═══ TESTO CITATO ═══
IN NOME DEL POPOLO ITALIANO

Il Consiglio di Stato in sede giurisdizionale

(Sezione Quarta)

ha pronunciato la seguente

DECISIONE

sul ricorso in appello n. 5750 del 2006, proposto da

Nu.Ma., rappresentato e difeso dall'avv.to Ma.P.Ch. ed elettivamente domiciliato presso lo studio dell'avv. Gu.Al., in Ro., piazza Be.Ca., (...);

contro

Ce.Fr. e Pe.Im., costituitisi in giudizio, rappresentati e difesi dagli avv.ti Se.Do. e Ro.Zu. ed elettivamente domiciliati presso lo studio della prima, in Ro., via Pa., (...);

e nei confronti di

Comune di Mo.Te., in persona del Sindaco p.t., costituitosi in giudizio, rappresentato e difeso dall'avv.to Ma.Gi. ed elettivamente domiciliato presso lo studio Gr. s.r.l., in Ro., lungotevere Fl., (...), Palazzo (...), Scala B;

per l'annullamento

della sentenza del Tribunale Amministrativo Regionale per la Toscana 24 gennaio 2006, n. 172.
═══
# ESERCIZIO SCRITTO 1:
Trascriva il passo della decisione del Consiglio di Stato da "Nu.Ma., rappresentato e" a "2006, n. 172.", ridenominando "Comune" in "Municipio".
═══ RECORD DELL'ESERCIZIO ═══
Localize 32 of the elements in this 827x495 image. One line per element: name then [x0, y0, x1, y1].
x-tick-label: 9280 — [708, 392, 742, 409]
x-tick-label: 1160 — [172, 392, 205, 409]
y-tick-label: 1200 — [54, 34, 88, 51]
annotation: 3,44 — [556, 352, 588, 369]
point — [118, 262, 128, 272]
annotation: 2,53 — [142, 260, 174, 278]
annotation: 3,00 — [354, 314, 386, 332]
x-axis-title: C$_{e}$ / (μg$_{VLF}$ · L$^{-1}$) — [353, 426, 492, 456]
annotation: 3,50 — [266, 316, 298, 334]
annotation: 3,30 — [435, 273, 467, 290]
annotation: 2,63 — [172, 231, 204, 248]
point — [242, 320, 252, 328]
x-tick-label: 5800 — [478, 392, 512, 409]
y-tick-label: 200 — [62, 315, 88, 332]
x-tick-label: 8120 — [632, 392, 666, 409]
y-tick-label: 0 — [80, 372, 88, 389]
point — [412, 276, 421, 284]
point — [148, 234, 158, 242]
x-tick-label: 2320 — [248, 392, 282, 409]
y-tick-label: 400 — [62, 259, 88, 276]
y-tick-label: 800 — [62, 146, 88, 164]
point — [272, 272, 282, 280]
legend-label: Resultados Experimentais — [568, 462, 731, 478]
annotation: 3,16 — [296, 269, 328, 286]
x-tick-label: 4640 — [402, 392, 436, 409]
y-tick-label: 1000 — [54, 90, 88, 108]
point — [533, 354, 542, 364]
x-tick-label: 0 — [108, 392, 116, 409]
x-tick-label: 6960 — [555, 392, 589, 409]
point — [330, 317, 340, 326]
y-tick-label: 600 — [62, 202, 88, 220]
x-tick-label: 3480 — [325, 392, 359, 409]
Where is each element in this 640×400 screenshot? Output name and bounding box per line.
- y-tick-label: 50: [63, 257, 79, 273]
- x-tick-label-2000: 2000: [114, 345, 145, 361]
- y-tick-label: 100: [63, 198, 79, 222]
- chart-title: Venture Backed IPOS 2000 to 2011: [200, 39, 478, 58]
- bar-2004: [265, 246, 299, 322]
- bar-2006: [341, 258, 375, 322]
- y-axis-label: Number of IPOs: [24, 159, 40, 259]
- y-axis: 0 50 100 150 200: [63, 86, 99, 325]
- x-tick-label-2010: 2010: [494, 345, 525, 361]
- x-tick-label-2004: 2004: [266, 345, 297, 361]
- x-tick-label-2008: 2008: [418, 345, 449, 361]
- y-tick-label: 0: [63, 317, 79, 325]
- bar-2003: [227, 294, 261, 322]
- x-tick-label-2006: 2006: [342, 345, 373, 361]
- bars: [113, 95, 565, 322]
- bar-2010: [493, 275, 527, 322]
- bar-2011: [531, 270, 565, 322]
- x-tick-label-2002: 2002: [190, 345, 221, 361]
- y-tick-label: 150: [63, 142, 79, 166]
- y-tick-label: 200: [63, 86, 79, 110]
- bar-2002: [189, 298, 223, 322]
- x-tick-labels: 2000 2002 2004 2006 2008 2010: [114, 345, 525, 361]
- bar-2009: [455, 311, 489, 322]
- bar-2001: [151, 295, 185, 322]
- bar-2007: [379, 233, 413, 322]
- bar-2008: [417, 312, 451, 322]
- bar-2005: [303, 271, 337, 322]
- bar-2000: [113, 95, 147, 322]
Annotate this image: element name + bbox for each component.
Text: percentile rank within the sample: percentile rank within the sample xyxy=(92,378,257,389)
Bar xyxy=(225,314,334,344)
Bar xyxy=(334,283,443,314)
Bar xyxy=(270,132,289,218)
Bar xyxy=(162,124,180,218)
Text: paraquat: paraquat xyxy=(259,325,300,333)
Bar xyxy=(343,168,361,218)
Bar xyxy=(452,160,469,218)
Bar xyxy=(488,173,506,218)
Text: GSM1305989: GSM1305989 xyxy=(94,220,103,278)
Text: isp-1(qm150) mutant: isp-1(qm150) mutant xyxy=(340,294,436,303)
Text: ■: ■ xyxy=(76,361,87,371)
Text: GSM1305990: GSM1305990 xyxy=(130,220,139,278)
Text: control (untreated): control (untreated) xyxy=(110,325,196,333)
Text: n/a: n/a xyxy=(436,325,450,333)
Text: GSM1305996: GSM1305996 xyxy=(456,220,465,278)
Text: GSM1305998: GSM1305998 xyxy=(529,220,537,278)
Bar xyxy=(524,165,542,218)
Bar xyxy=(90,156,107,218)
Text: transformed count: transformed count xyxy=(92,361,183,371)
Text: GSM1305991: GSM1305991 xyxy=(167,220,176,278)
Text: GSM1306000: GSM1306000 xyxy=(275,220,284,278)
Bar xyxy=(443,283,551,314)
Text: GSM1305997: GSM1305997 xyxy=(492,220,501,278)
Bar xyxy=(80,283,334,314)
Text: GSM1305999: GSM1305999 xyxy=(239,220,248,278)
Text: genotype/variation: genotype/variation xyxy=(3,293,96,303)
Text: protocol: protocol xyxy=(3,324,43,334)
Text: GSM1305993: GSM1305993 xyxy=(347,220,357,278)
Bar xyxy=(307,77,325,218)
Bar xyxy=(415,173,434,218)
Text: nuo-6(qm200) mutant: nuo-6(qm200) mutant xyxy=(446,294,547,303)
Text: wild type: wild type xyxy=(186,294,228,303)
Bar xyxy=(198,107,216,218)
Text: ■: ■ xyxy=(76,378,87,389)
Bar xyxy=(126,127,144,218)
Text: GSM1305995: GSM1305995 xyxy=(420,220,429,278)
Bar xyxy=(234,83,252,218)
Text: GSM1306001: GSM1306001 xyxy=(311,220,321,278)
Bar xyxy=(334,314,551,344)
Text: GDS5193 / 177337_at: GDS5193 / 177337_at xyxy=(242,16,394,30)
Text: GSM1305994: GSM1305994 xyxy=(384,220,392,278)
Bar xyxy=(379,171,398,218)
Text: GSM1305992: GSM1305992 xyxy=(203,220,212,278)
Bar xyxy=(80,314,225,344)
═══
# ESERCIZIO SCRITTO 2:
Individui nei record tutte le righe che contengono la stringa "annotation" e le copi, tenendo conto di maiuscole e minuscole.

# RISPOSTA COMPLETA 1:
Nu.Ma., rappresentato e difeso dall'avv.to Ma.P.Ch. ed elettivamente domiciliato presso lo studio dell'avv. Gu.Al., in Ro., piazza Be.Ca., (...);

contro

Ce.Fr. e Pe.Im., costituitisi in giudizio, rappresentati e difesi dagli avv.ti Se.Do. e Ro.Zu. ed elettivamente domiciliati presso lo studio della prima, in Ro., via Pa., (...);

e nei confronti di

Municipio di Mo.Te., in persona del Sindaco p.t., costituitosi in giudizio, rappresentato e difeso dall'avv.to Ma.Gi. ed elettivamente domiciliato presso lo studio Gr. s.r.l., in Ro., lungotevere Fl., (...), Palazzo (...), Scala B;

per l'annullamento

della sentenza del Tribunale Amministrativo Regionale per la Toscana 24 gennaio 2006, n. 172.

# RISPOSTA COMPLETA 2:
annotation: 3,44 — [556, 352, 588, 369]
annotation: 2,53 — [142, 260, 174, 278]
annotation: 3,00 — [354, 314, 386, 332]
annotation: 3,50 — [266, 316, 298, 334]
annotation: 3,30 — [435, 273, 467, 290]
annotation: 2,63 — [172, 231, 204, 248]
annotation: 3,16 — [296, 269, 328, 286]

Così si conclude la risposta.